### RECORDS:
────────

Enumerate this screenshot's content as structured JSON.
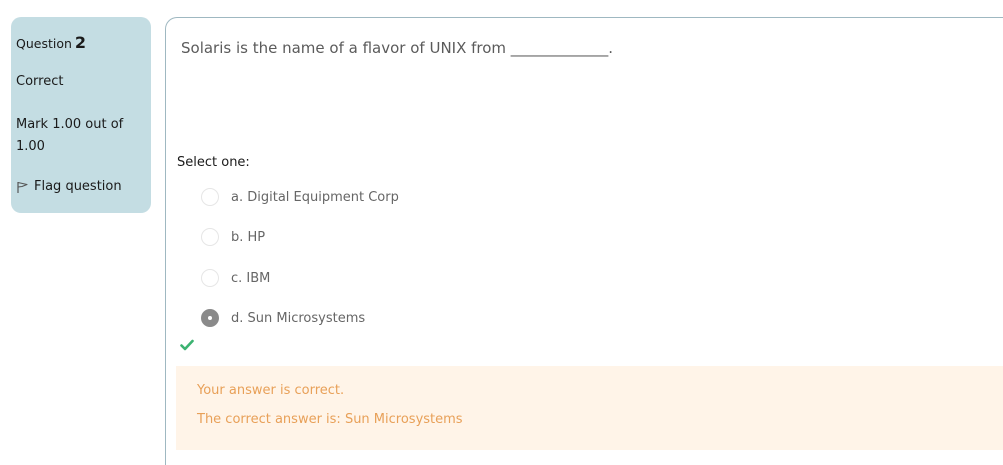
{
  "info": {
    "question_label": "Question",
    "question_number": "2",
    "state": "Correct",
    "grade": "Mark 1.00 out of 1.00",
    "flag_label": "Flag question"
  },
  "question": {
    "text": "Solaris is the name of a flavor of UNIX from _____________.",
    "prompt": "Select one:",
    "options": [
      {
        "label": "a. Digital Equipment Corp",
        "selected": false
      },
      {
        "label": "b. HP",
        "selected": false
      },
      {
        "label": "c. IBM",
        "selected": false
      },
      {
        "label": "d. Sun Microsystems",
        "selected": true
      }
    ]
  },
  "feedback": {
    "result": "Your answer is correct.",
    "correct_answer": "The correct answer is: Sun Microsystems"
  },
  "icons": {
    "flag": "flag-icon",
    "correct": "check-icon"
  },
  "colors": {
    "info_panel": "#c4dde3",
    "feedback_bg": "#fff4e8",
    "feedback_text": "#e8a058",
    "check": "#3cb371"
  }
}
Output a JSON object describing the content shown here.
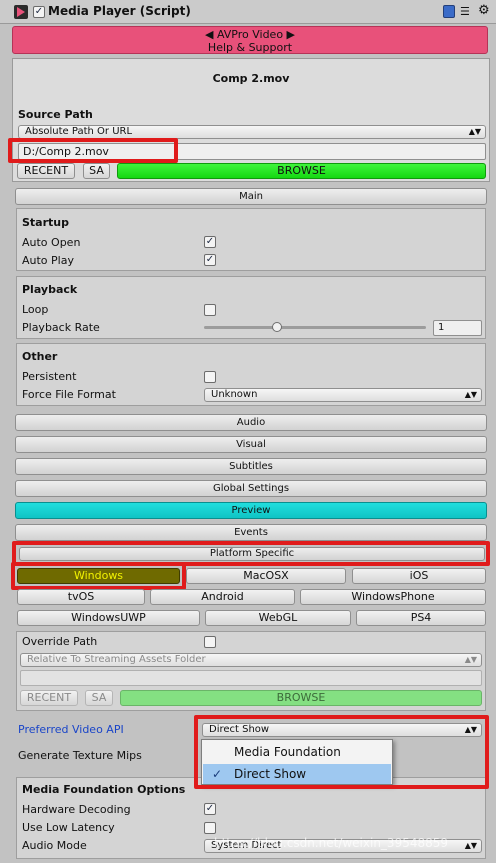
{
  "header": {
    "title": "Media Player (Script)"
  },
  "banner": {
    "line1": "◀ AVPro Video ▶",
    "line2": "Help & Support"
  },
  "file": {
    "name": "Comp 2.mov"
  },
  "source": {
    "heading": "Source Path",
    "mode": "Absolute Path Or URL",
    "path": "D:/Comp 2.mov",
    "recent": "RECENT",
    "sa": "SA",
    "browse": "BROWSE"
  },
  "main_label": "Main",
  "startup": {
    "heading": "Startup",
    "auto_open": "Auto Open",
    "auto_play": "Auto Play"
  },
  "playback": {
    "heading": "Playback",
    "loop": "Loop",
    "rate_label": "Playback Rate",
    "rate_value": "1",
    "rate_fraction": 0.33
  },
  "other": {
    "heading": "Other",
    "persistent": "Persistent",
    "force_format": "Force File Format",
    "format_value": "Unknown"
  },
  "sections": {
    "audio": "Audio",
    "visual": "Visual",
    "subtitles": "Subtitles",
    "global": "Global Settings",
    "preview": "Preview",
    "events": "Events",
    "platform": "Platform Specific"
  },
  "platforms": {
    "windows": "Windows",
    "macosx": "MacOSX",
    "ios": "iOS",
    "tvos": "tvOS",
    "android": "Android",
    "windowsphone": "WindowsPhone",
    "windowsuwp": "WindowsUWP",
    "webgl": "WebGL",
    "ps4": "PS4"
  },
  "override": {
    "label": "Override Path",
    "mode": "Relative To Streaming Assets Folder",
    "recent": "RECENT",
    "sa": "SA",
    "browse": "BROWSE"
  },
  "api": {
    "label": "Preferred Video API",
    "value": "Direct Show",
    "options": [
      "Media Foundation",
      "Direct Show"
    ]
  },
  "texture_mips": "Generate Texture Mips",
  "mf_options": {
    "heading": "Media Foundation Options",
    "hw_decoding": "Hardware Decoding",
    "low_latency": "Use Low Latency",
    "audio_mode": "Audio Mode",
    "audio_value": "System Direct"
  },
  "watermark": "https://blog.csdn.net/weixin_39548859",
  "colors": {
    "banner": "#e8517a",
    "browse": "#1ee01a",
    "preview": "#12cccc",
    "windows_tab": "#6f6a00",
    "windows_text": "#f2f200",
    "highlight": "#e01b1b",
    "link_blue": "#1a45c8",
    "selected_item": "#9ec8f0"
  }
}
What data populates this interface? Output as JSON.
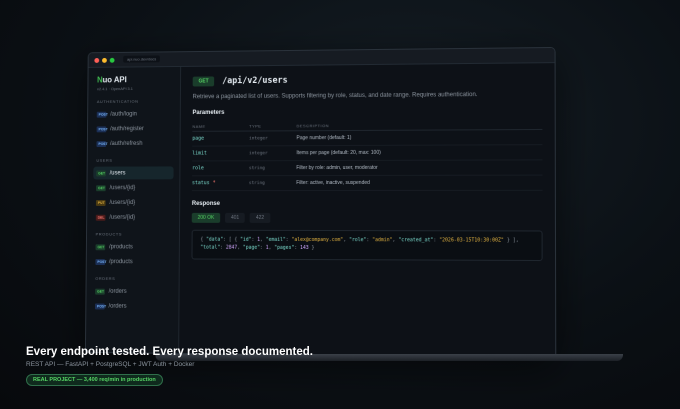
{
  "window": {
    "url": "api.nuo.dev/docs"
  },
  "sidebar": {
    "brand_prefix": "N",
    "brand_rest": "uo API",
    "version": "v2.4.1 · OpenAPI 3.1",
    "sections": {
      "auth": "AUTHENTICATION",
      "users": "USERS",
      "products": "PRODUCTS",
      "orders": "ORDERS"
    },
    "items": [
      {
        "method": "POST",
        "path": "/auth/login"
      },
      {
        "method": "POST",
        "path": "/auth/register"
      },
      {
        "method": "POST",
        "path": "/auth/refresh"
      },
      {
        "method": "GET",
        "path": "/users"
      },
      {
        "method": "GET",
        "path": "/users/{id}"
      },
      {
        "method": "PUT",
        "path": "/users/{id}"
      },
      {
        "method": "DEL",
        "path": "/users/{id}"
      },
      {
        "method": "GET",
        "path": "/products"
      },
      {
        "method": "POST",
        "path": "/products"
      },
      {
        "method": "GET",
        "path": "/orders"
      },
      {
        "method": "POST",
        "path": "/orders"
      }
    ]
  },
  "endpoint": {
    "method": "GET",
    "path": "/api/v2/users",
    "description": "Retrieve a paginated list of users. Supports filtering by role, status, and date range. Requires authentication."
  },
  "parameters": {
    "title": "Parameters",
    "headers": {
      "name": "NAME",
      "type": "TYPE",
      "description": "DESCRIPTION"
    },
    "rows": [
      {
        "name": "page",
        "type": "integer",
        "description": "Page number (default: 1)"
      },
      {
        "name": "limit",
        "type": "integer",
        "description": "Items per page (default: 20, max: 100)"
      },
      {
        "name": "role",
        "type": "string",
        "description": "Filter by role: admin, user, moderator"
      },
      {
        "name": "status",
        "required": "*",
        "type": "string",
        "description": "Filter: active, inactive, suspended"
      }
    ]
  },
  "response": {
    "title": "Response",
    "tabs": [
      "200 OK",
      "401",
      "422"
    ],
    "code": {
      "open": "{ ",
      "k_data": "\"data\"",
      "p1": ": [ { ",
      "k_id": "\"id\"",
      "v_id": "1",
      "k_email": "\"email\"",
      "v_email": "\"alex@company.com\"",
      "k_role": "\"role\"",
      "v_role": "\"admin\"",
      "k_created": "\"created_at\"",
      "v_created": "\"2026-03-15T10:30:00Z\"",
      "p2": " } ], ",
      "k_total": "\"total\"",
      "v_total": "2847",
      "k_page": "\"page\"",
      "v_page": "1",
      "k_pages": "\"pages\"",
      "v_pages": "143",
      "close": " }"
    }
  },
  "caption": {
    "headline": "Every endpoint tested. Every response documented.",
    "sub": "REST API — FastAPI + PostgreSQL + JWT Auth + Docker",
    "pill": "REAL PROJECT — 3,400 req/min in production"
  }
}
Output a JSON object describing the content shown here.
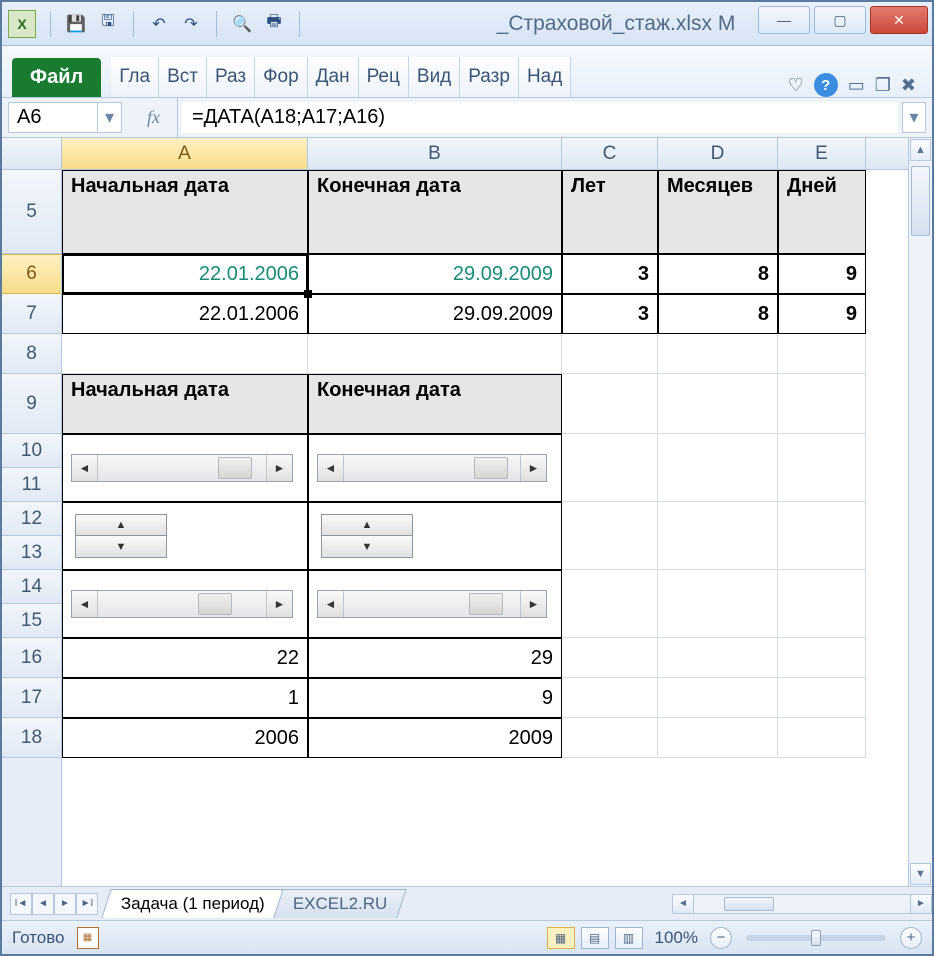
{
  "titlebar": {
    "filename": "_Страховой_стаж.xlsx M"
  },
  "ribbon": {
    "file": "Файл",
    "tabs": [
      "Гла",
      "Вст",
      "Раз",
      "Фор",
      "Дан",
      "Рец",
      "Вид",
      "Разр",
      "Над"
    ]
  },
  "formula_bar": {
    "cell_ref": "A6",
    "fx_label": "fx",
    "formula": "=ДАТА(A18;A17;A16)"
  },
  "columns": [
    "A",
    "B",
    "C",
    "D",
    "E"
  ],
  "row_heights": {
    "header_row": 5
  },
  "headers": {
    "start_date": "Начальная дата",
    "end_date": "Конечная дата",
    "years": "Лет",
    "months": "Месяцев",
    "days": "Дней"
  },
  "rows": {
    "r6": {
      "A": "22.01.2006",
      "B": "29.09.2009",
      "C": "3",
      "D": "8",
      "E": "9"
    },
    "r7": {
      "A": "22.01.2006",
      "B": "29.09.2009",
      "C": "3",
      "D": "8",
      "E": "9"
    },
    "r16": {
      "A": "22",
      "B": "29"
    },
    "r17": {
      "A": "1",
      "B": "9"
    },
    "r18": {
      "A": "2006",
      "B": "2009"
    }
  },
  "row_labels": [
    "5",
    "6",
    "7",
    "8",
    "9",
    "10",
    "11",
    "12",
    "13",
    "14",
    "15",
    "16",
    "17",
    "18"
  ],
  "sheet_tabs": {
    "active": "Задача (1 период)",
    "inactive": "EXCEL2.RU"
  },
  "statusbar": {
    "ready": "Готово",
    "zoom": "100%"
  }
}
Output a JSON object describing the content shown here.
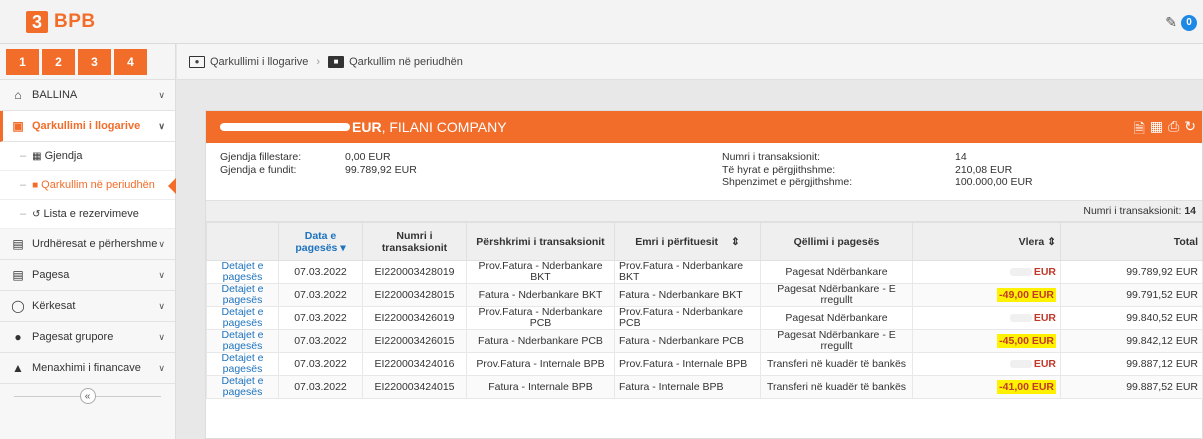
{
  "brand": {
    "logo_mark": "3",
    "name": "BPB"
  },
  "header": {
    "notifications": "0"
  },
  "sidebar": {
    "tabs": [
      "1",
      "2",
      "3",
      "4"
    ],
    "items": [
      {
        "label": "BALLINA",
        "icon": "home-icon"
      },
      {
        "label": "Qarkullimi i llogarive",
        "icon": "account-icon",
        "active": true,
        "children": [
          {
            "label": "Gjendja",
            "icon": "table-icon"
          },
          {
            "label": "Qarkullim në periudhën",
            "icon": "archive-icon",
            "current": true
          },
          {
            "label": "Lista e rezervimeve",
            "icon": "refresh-icon"
          }
        ]
      },
      {
        "label": "Urdhëresat e përhershme",
        "icon": "list-icon"
      },
      {
        "label": "Pagesa",
        "icon": "document-icon"
      },
      {
        "label": "Kërkesat",
        "icon": "circle-icon"
      },
      {
        "label": "Pagesat grupore",
        "icon": "group-icon"
      },
      {
        "label": "Menaxhimi i financave",
        "icon": "chart-icon"
      }
    ],
    "collapse_glyph": "«"
  },
  "breadcrumb": {
    "level1": "Qarkullimi i llogarive",
    "level2": "Qarkullim në periudhën"
  },
  "panel": {
    "account_suffix": "EUR",
    "company": ", FILANI COMPANY"
  },
  "summary": {
    "opening_label": "Gjendja fillestare:",
    "opening_value": "0,00 EUR",
    "closing_label": "Gjendja e fundit:",
    "closing_value": "99.789,92 EUR",
    "tx_count_label": "Numri i transaksionit:",
    "tx_count_value": "14",
    "income_label": "Të hyrat e përgjithshme:",
    "income_value": "210,08 EUR",
    "expense_label": "Shpenzimet e përgjithshme:",
    "expense_value": "100.000,00 EUR"
  },
  "table": {
    "count_label": "Numri i transaksionit:",
    "count_value": "14",
    "columns": {
      "date": "Data e pagesës",
      "number": "Numri i transaksionit",
      "description": "Përshkrimi i transaksionit",
      "beneficiary": "Emri i përfituesit",
      "purpose": "Qëllimi i pagesës",
      "amount": "Vlera",
      "total": "Total"
    },
    "rows": [
      {
        "link": "Detajet e pagesës",
        "date": "07.03.2022",
        "number": "EI220003428019",
        "description": "Prov.Fatura - Nderbankare BKT",
        "beneficiary": "Prov.Fatura - Nderbankare BKT",
        "purpose": "Pagesat Ndërbankare",
        "amount": "EUR",
        "total": "99.789,92 EUR"
      },
      {
        "link": "Detajet e pagesës",
        "date": "07.03.2022",
        "number": "EI220003428015",
        "description": "Fatura - Nderbankare BKT",
        "beneficiary": "Fatura - Nderbankare BKT",
        "purpose": "Pagesat Ndërbankare - E rregullt",
        "amount": "-49,00 EUR",
        "total": "99.791,52 EUR"
      },
      {
        "link": "Detajet e pagesës",
        "date": "07.03.2022",
        "number": "EI220003426019",
        "description": "Prov.Fatura - Nderbankare PCB",
        "beneficiary": "Prov.Fatura - Nderbankare PCB",
        "purpose": "Pagesat Ndërbankare",
        "amount": "EUR",
        "total": "99.840,52 EUR"
      },
      {
        "link": "Detajet e pagesës",
        "date": "07.03.2022",
        "number": "EI220003426015",
        "description": "Fatura - Nderbankare PCB",
        "beneficiary": "Fatura - Nderbankare PCB",
        "purpose": "Pagesat Ndërbankare - E rregullt",
        "amount": "-45,00 EUR",
        "total": "99.842,12 EUR"
      },
      {
        "link": "Detajet e pagesës",
        "date": "07.03.2022",
        "number": "EI220003424016",
        "description": "Prov.Fatura - Internale BPB",
        "beneficiary": "Prov.Fatura - Internale BPB",
        "purpose": "Transferi në kuadër të bankës",
        "amount": "EUR",
        "total": "99.887,12 EUR"
      },
      {
        "link": "Detajet e pagesës",
        "date": "07.03.2022",
        "number": "EI220003424015",
        "description": "Fatura - Internale BPB",
        "beneficiary": "Fatura - Internale BPB",
        "purpose": "Transferi në kuadër të bankës",
        "amount": "-41,00 EUR",
        "total": "99.887,52 EUR"
      }
    ]
  },
  "colors": {
    "brand": "#f26c2a",
    "link": "#1e73be",
    "highlight": "#fff200"
  }
}
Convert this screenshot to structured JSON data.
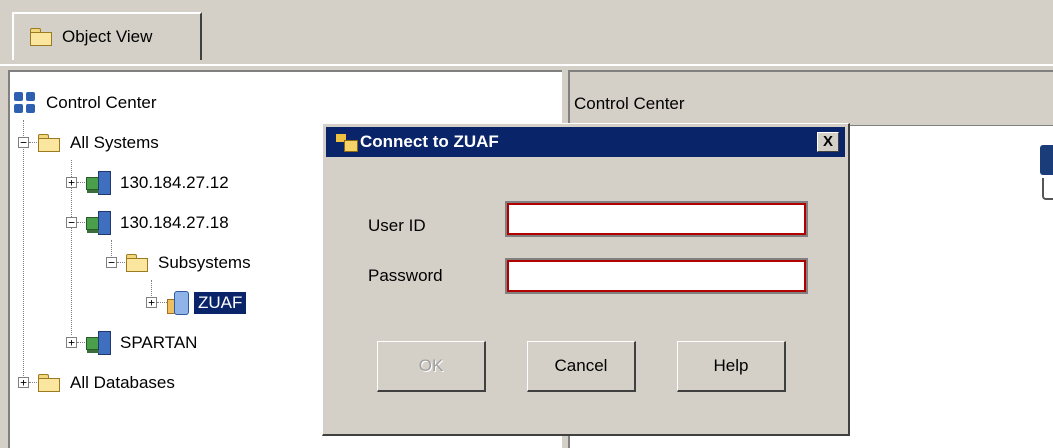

────────

### WHAT YOU WILL DO:
Search the data for "Auto". Copy every line that has it.

### SOLUTION FOR THIS EXERCISE:
    "auto_open": "Auto Open",
    "auto_play": "Auto Play"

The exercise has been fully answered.